_EXERCISE INSTRUCTIONS_
Go through the material below, count the lines with the word "Kittiwake", and reply with the count alone.

Data entries
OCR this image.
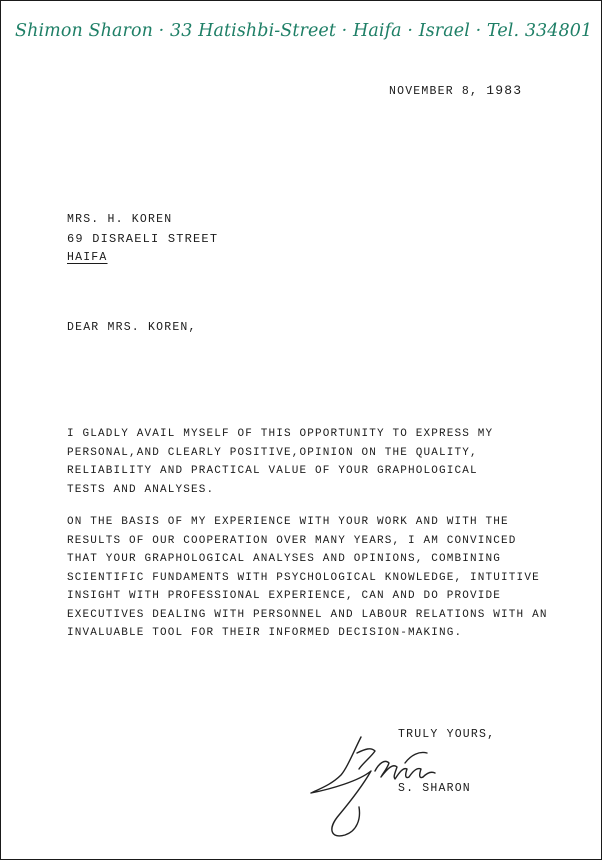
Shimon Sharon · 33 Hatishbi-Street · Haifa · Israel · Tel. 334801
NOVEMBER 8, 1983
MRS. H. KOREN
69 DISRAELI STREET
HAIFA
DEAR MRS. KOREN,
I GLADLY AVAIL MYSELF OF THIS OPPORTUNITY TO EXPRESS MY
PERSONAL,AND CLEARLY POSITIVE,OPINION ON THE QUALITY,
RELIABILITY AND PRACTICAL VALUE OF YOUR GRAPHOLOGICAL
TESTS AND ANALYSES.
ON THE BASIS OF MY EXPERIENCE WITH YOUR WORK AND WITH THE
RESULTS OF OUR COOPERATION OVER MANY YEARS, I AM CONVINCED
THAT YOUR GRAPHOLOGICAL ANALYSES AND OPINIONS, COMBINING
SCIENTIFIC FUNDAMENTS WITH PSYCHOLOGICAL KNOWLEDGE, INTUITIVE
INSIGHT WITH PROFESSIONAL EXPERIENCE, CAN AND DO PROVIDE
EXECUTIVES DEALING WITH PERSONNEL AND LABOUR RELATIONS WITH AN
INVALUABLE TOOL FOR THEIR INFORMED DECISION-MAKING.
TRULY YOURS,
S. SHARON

...

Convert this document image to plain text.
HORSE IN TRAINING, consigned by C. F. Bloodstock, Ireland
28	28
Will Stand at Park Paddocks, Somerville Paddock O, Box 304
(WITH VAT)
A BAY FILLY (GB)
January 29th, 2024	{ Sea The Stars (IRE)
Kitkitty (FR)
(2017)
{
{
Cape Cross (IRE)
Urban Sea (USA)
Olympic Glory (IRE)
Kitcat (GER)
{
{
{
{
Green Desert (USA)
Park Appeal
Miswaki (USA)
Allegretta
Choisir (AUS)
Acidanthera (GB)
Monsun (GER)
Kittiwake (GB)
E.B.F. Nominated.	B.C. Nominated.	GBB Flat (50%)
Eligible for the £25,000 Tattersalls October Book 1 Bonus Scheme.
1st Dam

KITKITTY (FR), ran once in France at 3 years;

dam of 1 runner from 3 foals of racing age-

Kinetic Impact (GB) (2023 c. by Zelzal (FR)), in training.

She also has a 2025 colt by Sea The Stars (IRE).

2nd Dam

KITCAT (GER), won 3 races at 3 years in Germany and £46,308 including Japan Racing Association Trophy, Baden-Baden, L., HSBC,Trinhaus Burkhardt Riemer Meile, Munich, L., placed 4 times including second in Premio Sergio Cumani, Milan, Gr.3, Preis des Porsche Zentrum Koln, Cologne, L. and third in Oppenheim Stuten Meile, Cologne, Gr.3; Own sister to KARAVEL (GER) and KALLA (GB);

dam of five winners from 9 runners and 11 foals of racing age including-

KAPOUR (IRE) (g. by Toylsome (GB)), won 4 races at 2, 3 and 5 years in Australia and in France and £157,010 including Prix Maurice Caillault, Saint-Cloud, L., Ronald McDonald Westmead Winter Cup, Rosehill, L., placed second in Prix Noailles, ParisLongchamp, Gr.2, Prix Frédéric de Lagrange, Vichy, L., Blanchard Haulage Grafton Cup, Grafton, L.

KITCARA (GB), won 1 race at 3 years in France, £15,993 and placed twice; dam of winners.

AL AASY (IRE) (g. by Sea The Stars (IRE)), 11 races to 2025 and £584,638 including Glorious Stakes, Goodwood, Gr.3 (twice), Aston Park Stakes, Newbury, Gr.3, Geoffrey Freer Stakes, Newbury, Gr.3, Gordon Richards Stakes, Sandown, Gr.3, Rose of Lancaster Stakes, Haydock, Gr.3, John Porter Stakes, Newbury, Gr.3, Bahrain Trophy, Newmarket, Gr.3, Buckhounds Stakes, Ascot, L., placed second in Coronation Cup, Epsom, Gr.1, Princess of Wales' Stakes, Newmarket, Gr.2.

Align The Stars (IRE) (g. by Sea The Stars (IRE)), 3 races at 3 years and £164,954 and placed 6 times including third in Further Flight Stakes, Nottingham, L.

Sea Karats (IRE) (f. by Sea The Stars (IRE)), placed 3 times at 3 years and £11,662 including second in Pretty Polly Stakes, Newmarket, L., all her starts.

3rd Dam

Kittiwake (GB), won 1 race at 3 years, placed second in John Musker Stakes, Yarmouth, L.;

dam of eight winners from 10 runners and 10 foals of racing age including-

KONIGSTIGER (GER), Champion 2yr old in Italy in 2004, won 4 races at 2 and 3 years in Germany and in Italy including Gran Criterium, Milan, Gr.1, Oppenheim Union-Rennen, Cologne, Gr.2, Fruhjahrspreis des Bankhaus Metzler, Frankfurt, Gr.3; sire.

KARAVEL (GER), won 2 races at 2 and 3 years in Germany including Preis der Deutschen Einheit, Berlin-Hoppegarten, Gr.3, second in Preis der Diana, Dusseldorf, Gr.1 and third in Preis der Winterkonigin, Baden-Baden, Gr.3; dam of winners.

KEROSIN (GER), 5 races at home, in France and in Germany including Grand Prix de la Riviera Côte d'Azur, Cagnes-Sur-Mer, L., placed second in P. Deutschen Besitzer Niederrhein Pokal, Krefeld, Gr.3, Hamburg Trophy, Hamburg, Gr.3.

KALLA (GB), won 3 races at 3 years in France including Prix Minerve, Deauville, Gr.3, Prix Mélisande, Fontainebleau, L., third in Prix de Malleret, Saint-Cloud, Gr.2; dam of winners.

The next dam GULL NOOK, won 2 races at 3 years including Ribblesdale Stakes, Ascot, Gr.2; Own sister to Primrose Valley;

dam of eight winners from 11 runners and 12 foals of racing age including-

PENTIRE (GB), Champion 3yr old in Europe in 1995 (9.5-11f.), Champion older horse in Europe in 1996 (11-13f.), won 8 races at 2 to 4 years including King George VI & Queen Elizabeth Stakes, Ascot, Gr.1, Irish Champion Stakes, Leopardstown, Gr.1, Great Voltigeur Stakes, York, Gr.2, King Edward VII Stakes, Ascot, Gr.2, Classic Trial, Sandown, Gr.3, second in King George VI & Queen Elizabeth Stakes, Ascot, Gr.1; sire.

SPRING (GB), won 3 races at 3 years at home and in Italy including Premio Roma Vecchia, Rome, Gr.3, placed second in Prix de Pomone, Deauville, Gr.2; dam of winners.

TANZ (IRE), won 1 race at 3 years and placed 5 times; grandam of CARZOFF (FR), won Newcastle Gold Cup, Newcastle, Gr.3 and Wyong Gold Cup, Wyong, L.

_RESPONSE BELOW_
2